• What you will do:
Print the records below word for word, but leave out the pictures.

• Records for the exercise:
===

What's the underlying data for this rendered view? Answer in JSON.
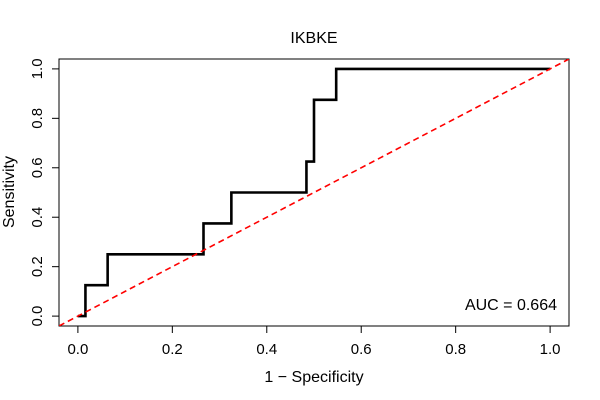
{
  "chart_data": {
    "type": "line",
    "title": "IKBKE",
    "xlabel": "1 − Specificity",
    "ylabel": "Sensitivity",
    "xlim": [
      -0.04,
      1.04
    ],
    "ylim": [
      -0.04,
      1.04
    ],
    "x_ticks": [
      0.0,
      0.2,
      0.4,
      0.6,
      0.8,
      1.0
    ],
    "x_tick_labels": [
      "0.0",
      "0.2",
      "0.4",
      "0.6",
      "0.8",
      "1.0"
    ],
    "y_ticks": [
      0.0,
      0.2,
      0.4,
      0.6,
      0.8,
      1.0
    ],
    "y_tick_labels": [
      "0.0",
      "0.2",
      "0.4",
      "0.6",
      "0.8",
      "1.0"
    ],
    "grid": false,
    "series": [
      {
        "name": "ROC curve",
        "color": "#000000",
        "style": "solid",
        "points": [
          [
            0.0,
            0.0
          ],
          [
            0.016,
            0.0
          ],
          [
            0.016,
            0.125
          ],
          [
            0.063,
            0.125
          ],
          [
            0.063,
            0.25
          ],
          [
            0.266,
            0.25
          ],
          [
            0.266,
            0.375
          ],
          [
            0.325,
            0.375
          ],
          [
            0.325,
            0.5
          ],
          [
            0.484,
            0.5
          ],
          [
            0.484,
            0.625
          ],
          [
            0.5,
            0.625
          ],
          [
            0.5,
            0.875
          ],
          [
            0.547,
            0.875
          ],
          [
            0.547,
            1.0
          ],
          [
            1.0,
            1.0
          ]
        ]
      },
      {
        "name": "Chance line",
        "color": "#ff0000",
        "style": "dashed",
        "points": [
          [
            -0.04,
            -0.04
          ],
          [
            1.04,
            1.04
          ]
        ]
      }
    ],
    "annotation": "AUC = 0.664"
  }
}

===

• Response below:
What's the underlying data for this rendered view? Answer in JSON.
{
  "chart_data": {
    "type": "line",
    "title": "IKBKE",
    "xlabel": "1 − Specificity",
    "ylabel": "Sensitivity",
    "xlim": [
      -0.04,
      1.04
    ],
    "ylim": [
      -0.04,
      1.04
    ],
    "x_ticks": [
      0.0,
      0.2,
      0.4,
      0.6,
      0.8,
      1.0
    ],
    "x_tick_labels": [
      "0.0",
      "0.2",
      "0.4",
      "0.6",
      "0.8",
      "1.0"
    ],
    "y_ticks": [
      0.0,
      0.2,
      0.4,
      0.6,
      0.8,
      1.0
    ],
    "y_tick_labels": [
      "0.0",
      "0.2",
      "0.4",
      "0.6",
      "0.8",
      "1.0"
    ],
    "grid": false,
    "series": [
      {
        "name": "ROC curve",
        "color": "#000000",
        "style": "solid",
        "points": [
          [
            0.0,
            0.0
          ],
          [
            0.016,
            0.0
          ],
          [
            0.016,
            0.125
          ],
          [
            0.063,
            0.125
          ],
          [
            0.063,
            0.25
          ],
          [
            0.266,
            0.25
          ],
          [
            0.266,
            0.375
          ],
          [
            0.325,
            0.375
          ],
          [
            0.325,
            0.5
          ],
          [
            0.484,
            0.5
          ],
          [
            0.484,
            0.625
          ],
          [
            0.5,
            0.625
          ],
          [
            0.5,
            0.875
          ],
          [
            0.547,
            0.875
          ],
          [
            0.547,
            1.0
          ],
          [
            1.0,
            1.0
          ]
        ]
      },
      {
        "name": "Chance line",
        "color": "#ff0000",
        "style": "dashed",
        "points": [
          [
            -0.04,
            -0.04
          ],
          [
            1.04,
            1.04
          ]
        ]
      }
    ],
    "annotation": "AUC = 0.664"
  }
}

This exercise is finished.